--- Start ROWS ---

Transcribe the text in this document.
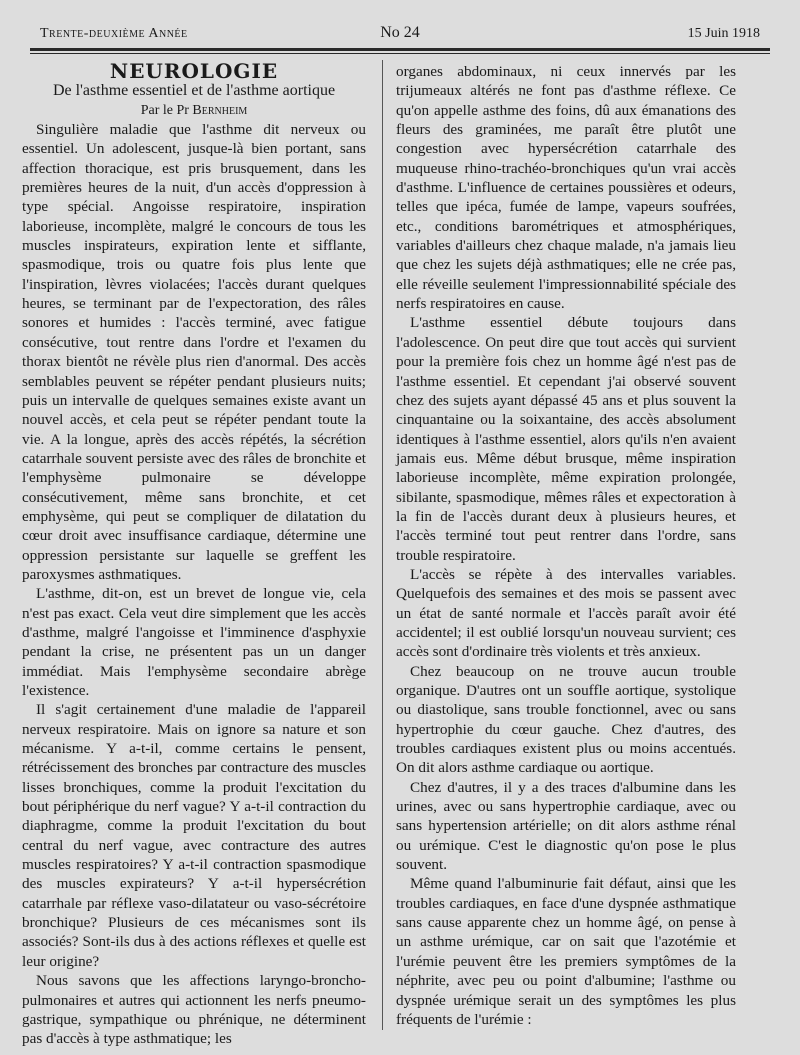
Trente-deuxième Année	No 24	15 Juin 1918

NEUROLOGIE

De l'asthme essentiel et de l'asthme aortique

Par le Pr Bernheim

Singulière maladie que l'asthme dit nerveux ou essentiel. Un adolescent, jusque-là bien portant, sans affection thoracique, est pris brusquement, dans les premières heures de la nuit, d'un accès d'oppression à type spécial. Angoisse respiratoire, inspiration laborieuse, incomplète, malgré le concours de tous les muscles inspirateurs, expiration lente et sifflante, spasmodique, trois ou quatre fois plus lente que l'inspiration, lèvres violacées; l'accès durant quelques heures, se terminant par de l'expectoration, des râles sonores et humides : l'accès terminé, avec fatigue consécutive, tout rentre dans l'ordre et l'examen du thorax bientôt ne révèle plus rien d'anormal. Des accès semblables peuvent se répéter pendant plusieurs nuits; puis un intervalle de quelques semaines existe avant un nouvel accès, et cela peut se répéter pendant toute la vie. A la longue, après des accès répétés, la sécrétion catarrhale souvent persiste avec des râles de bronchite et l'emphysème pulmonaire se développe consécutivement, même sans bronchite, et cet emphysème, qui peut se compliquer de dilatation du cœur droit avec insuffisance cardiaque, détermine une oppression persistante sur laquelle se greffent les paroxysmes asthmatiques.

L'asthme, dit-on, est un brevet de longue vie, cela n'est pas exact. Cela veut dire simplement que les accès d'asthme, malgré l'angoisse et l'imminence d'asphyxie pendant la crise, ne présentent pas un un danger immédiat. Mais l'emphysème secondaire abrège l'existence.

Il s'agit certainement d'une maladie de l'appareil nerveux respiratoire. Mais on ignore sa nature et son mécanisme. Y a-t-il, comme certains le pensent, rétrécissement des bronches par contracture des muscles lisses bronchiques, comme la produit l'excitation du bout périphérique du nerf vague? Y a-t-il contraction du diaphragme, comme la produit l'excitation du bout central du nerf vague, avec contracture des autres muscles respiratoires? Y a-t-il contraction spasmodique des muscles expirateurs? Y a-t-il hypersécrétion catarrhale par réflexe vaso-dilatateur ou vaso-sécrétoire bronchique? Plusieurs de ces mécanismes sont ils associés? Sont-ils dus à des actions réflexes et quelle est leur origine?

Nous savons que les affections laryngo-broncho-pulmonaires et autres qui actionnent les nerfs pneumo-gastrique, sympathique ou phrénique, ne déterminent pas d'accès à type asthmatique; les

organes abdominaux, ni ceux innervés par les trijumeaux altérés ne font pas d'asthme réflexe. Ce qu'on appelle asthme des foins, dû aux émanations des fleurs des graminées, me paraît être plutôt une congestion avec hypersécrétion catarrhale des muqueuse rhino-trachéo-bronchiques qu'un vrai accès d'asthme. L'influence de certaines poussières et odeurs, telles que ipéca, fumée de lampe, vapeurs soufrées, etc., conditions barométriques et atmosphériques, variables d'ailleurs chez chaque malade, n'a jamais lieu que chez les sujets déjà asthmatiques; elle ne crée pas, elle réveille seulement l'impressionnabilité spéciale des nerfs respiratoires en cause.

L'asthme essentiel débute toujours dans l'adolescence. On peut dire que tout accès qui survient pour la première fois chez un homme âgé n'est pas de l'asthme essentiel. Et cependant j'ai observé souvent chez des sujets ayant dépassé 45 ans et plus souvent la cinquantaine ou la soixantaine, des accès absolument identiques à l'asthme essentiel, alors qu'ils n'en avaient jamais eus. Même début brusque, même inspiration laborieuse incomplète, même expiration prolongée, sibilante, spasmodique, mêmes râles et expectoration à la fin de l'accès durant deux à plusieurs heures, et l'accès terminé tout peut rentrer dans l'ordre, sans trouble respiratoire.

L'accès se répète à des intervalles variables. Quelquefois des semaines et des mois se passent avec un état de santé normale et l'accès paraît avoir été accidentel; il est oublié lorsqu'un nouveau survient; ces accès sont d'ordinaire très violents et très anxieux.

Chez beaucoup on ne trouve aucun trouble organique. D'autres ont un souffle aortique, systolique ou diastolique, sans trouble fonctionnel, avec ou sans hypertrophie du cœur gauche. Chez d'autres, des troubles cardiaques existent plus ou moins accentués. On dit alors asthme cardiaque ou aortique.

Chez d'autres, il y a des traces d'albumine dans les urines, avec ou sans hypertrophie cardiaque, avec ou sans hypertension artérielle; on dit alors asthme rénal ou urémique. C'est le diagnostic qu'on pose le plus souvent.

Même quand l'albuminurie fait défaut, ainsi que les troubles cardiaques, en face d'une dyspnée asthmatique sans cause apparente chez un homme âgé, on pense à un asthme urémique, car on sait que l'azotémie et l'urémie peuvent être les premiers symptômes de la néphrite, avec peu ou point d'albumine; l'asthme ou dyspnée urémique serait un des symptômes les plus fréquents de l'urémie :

--- End ROWS ---
--- Start ROWS ---

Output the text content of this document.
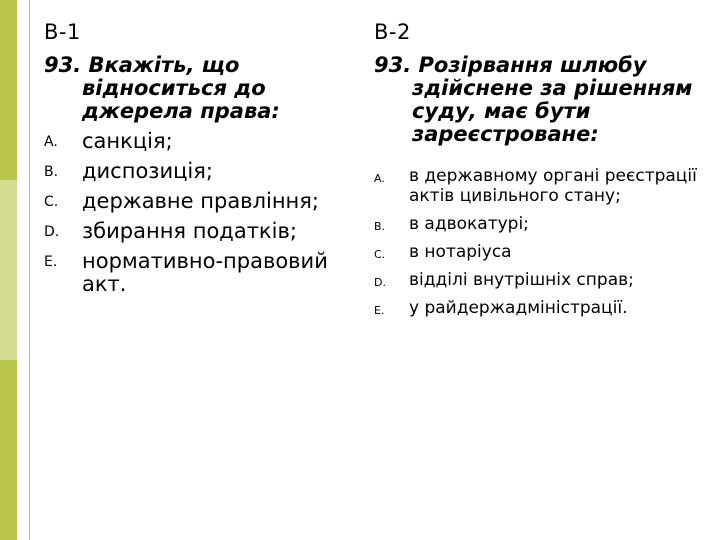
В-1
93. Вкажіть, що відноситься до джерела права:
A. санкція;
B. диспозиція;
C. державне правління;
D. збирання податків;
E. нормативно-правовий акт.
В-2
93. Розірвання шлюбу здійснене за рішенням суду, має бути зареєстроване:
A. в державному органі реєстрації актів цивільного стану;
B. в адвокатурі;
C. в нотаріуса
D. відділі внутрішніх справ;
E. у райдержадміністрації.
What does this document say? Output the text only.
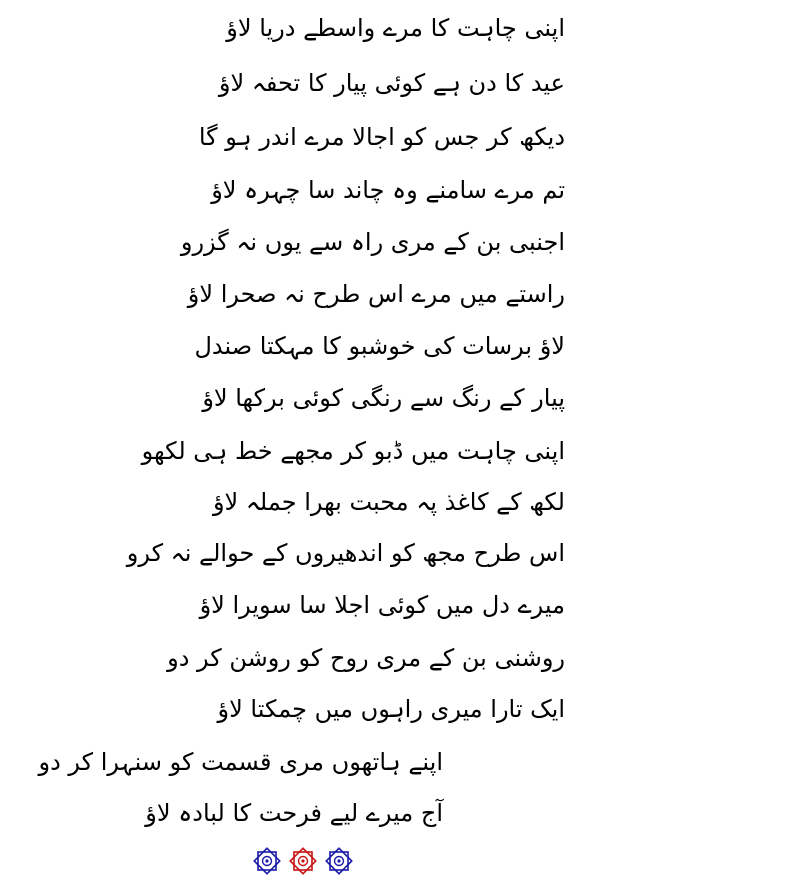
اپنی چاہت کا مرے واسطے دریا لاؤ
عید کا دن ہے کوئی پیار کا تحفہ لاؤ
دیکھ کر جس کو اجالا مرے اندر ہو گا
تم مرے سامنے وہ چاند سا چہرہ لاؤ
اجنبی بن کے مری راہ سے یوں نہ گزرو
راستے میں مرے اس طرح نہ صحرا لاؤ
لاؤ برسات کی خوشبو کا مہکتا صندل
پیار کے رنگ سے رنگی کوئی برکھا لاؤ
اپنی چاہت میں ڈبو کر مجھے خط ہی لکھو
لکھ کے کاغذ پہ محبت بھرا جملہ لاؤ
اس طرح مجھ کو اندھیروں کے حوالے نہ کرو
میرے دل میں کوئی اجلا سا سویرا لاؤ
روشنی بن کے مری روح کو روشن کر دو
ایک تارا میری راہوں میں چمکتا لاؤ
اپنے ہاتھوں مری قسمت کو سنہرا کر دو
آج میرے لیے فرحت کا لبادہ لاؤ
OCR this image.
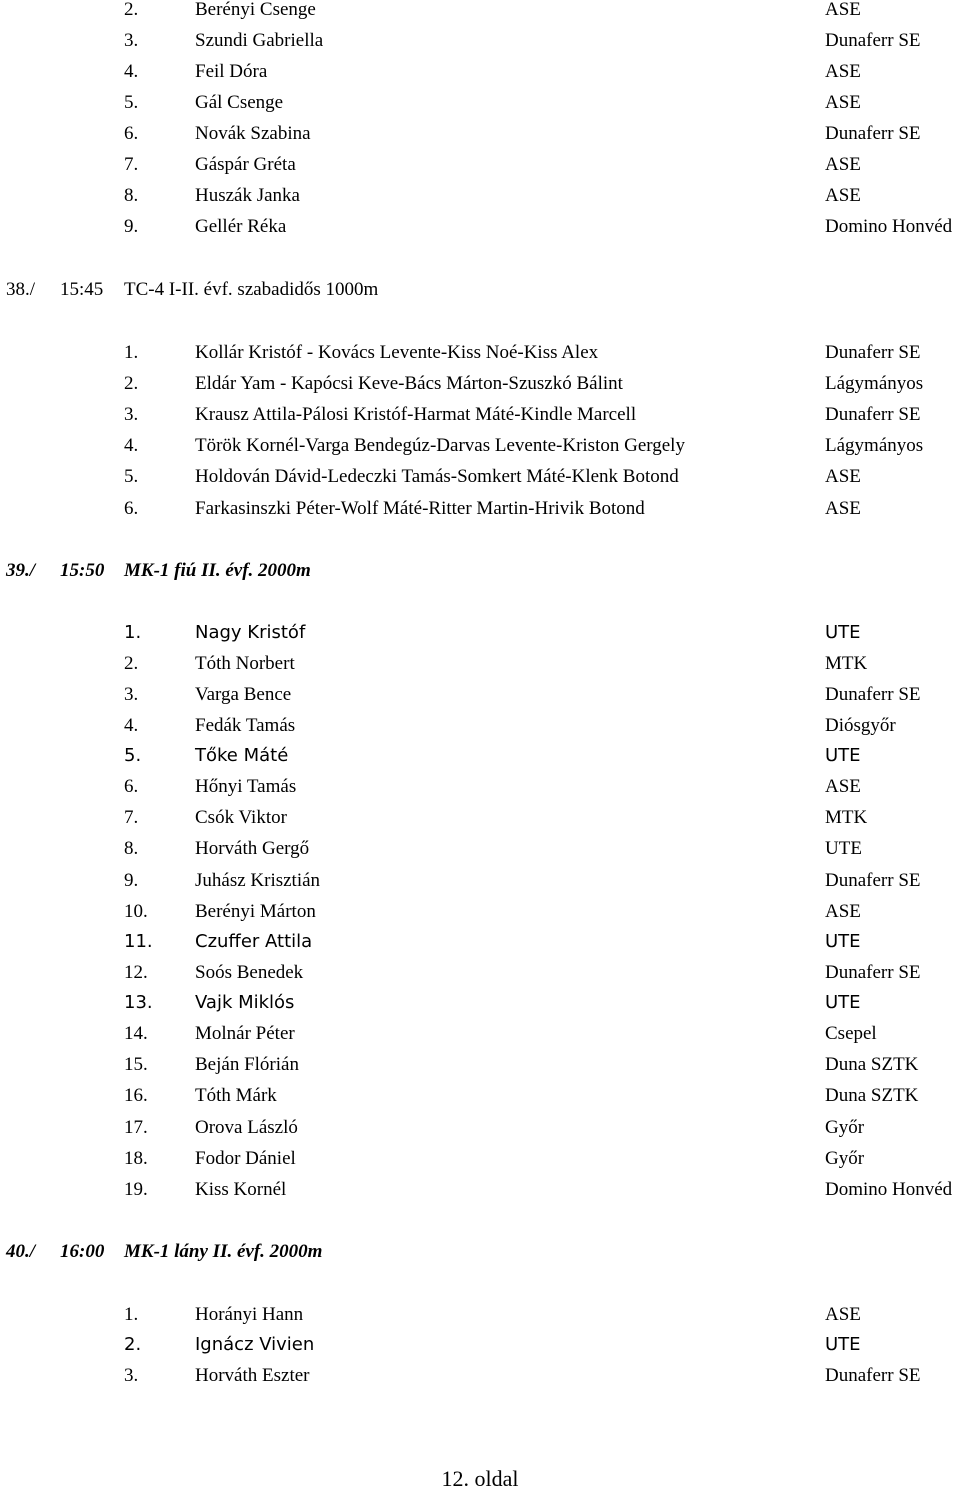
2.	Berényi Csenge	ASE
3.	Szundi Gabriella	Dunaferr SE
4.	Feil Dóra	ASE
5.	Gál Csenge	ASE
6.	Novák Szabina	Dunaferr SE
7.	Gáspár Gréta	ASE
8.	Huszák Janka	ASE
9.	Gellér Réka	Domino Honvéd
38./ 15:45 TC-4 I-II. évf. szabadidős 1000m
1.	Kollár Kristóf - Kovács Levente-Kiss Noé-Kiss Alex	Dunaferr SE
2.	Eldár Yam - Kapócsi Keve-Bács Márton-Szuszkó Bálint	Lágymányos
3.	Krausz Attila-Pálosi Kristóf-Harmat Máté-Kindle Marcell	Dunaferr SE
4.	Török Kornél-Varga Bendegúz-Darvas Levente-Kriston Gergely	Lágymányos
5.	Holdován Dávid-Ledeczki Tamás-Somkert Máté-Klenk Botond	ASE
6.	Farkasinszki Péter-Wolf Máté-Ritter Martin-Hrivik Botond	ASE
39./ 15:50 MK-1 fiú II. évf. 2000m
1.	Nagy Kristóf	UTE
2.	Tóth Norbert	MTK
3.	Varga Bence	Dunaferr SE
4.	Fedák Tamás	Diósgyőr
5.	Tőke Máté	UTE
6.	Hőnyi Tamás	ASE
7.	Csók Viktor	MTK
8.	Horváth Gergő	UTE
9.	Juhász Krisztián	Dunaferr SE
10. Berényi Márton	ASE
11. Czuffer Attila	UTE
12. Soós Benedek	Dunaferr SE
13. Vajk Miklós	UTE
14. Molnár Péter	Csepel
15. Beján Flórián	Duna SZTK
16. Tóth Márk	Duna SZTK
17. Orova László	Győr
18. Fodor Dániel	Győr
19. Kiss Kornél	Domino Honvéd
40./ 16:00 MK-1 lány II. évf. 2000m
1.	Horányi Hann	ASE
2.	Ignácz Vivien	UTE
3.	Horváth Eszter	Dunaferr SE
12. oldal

--- End ROWS ---
--- Start ROWS ---

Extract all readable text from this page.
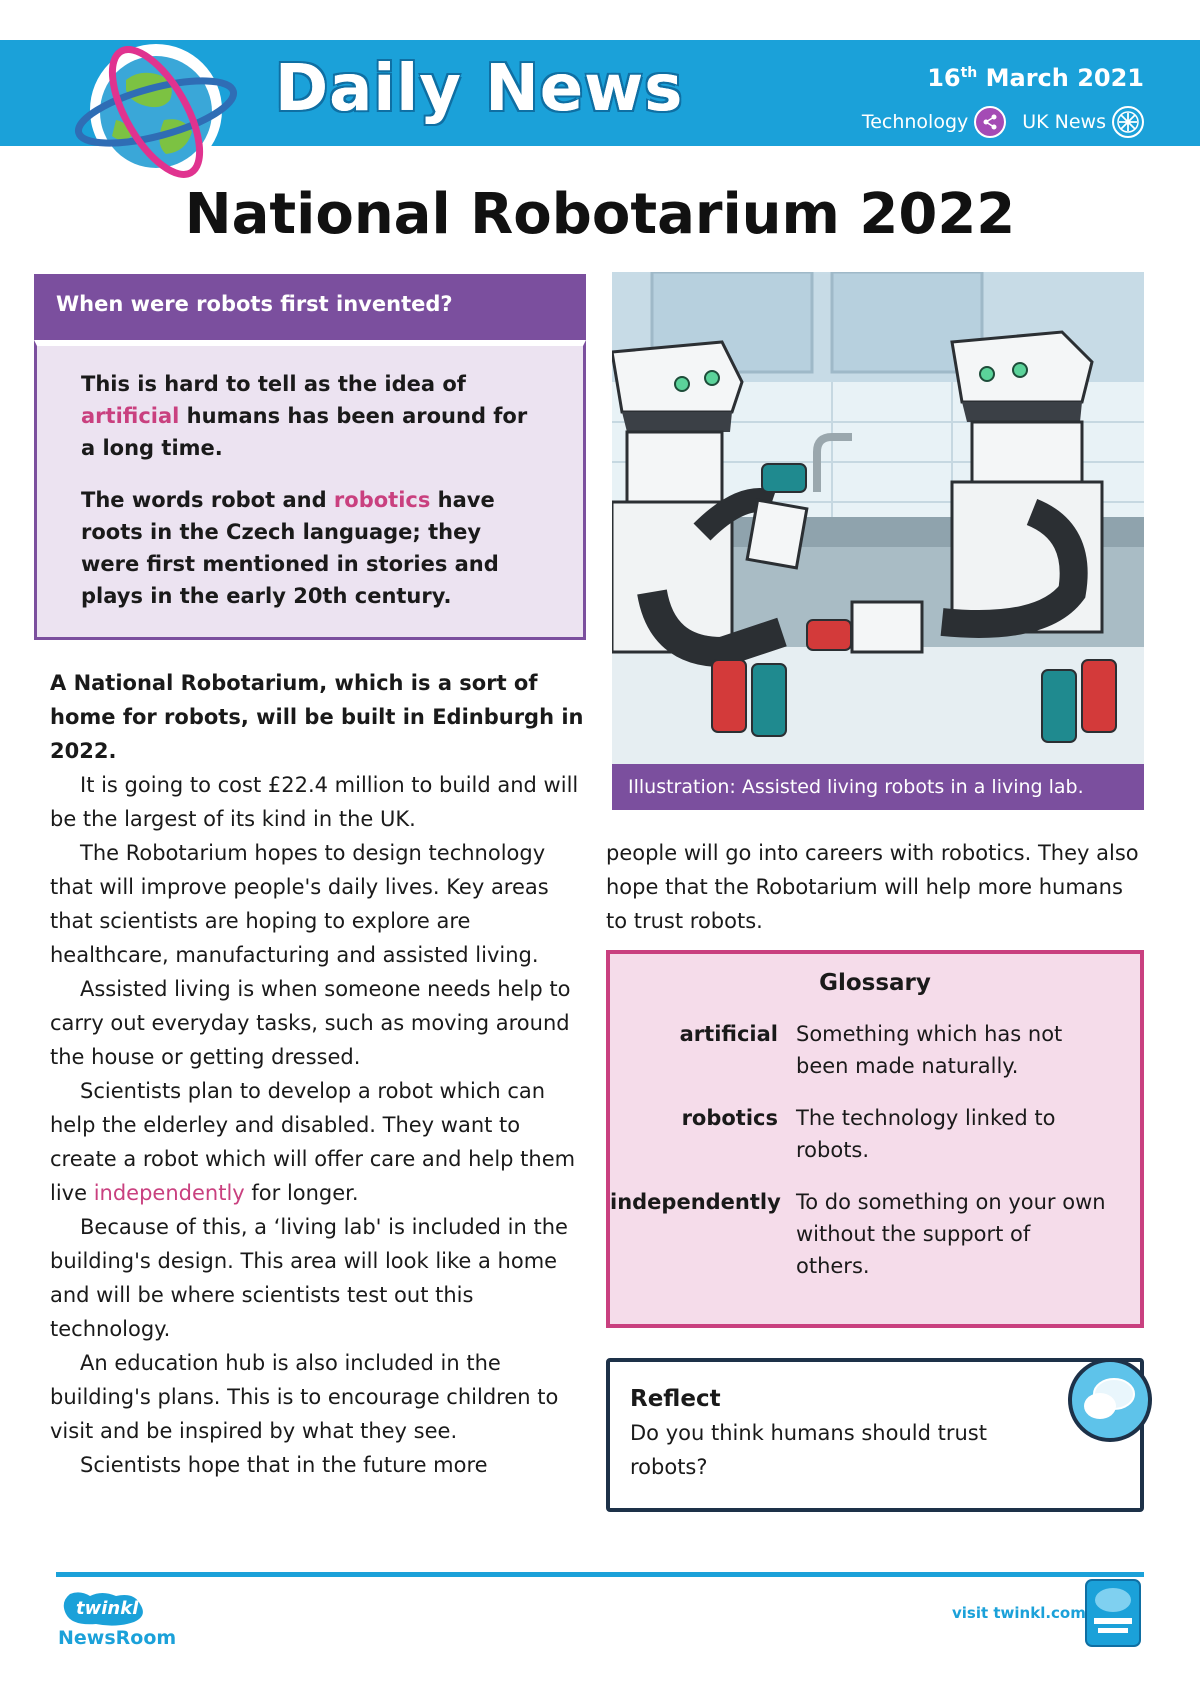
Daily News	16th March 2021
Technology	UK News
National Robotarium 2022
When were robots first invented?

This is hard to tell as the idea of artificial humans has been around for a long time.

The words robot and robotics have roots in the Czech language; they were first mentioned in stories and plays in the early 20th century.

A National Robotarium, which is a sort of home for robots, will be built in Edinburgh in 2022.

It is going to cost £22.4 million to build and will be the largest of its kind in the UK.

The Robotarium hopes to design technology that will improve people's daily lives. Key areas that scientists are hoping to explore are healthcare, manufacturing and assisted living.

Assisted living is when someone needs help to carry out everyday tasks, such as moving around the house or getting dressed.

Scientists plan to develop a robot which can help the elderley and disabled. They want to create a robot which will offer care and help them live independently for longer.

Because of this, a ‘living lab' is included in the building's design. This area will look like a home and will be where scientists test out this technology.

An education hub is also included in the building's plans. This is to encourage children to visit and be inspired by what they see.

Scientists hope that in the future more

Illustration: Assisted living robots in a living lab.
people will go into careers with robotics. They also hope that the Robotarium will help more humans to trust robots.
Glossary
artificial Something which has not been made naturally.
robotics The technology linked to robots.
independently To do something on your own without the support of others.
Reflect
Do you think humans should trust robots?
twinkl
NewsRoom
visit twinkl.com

--- End ROWS ---

WHAT THE TASK REQUIRES: Gather every line from the listing above in which the word "Kristóf" appears.

RESULT OF THE EXERCISE:
1.	Kollár Kristóf - Kovács Levente-Kiss Noé-Kiss Alex	Dunaferr SE
3.	Krausz Attila-Pálosi Kristóf-Harmat Máté-Kindle Marcell	Dunaferr SE
1.	Nagy Kristóf	UTE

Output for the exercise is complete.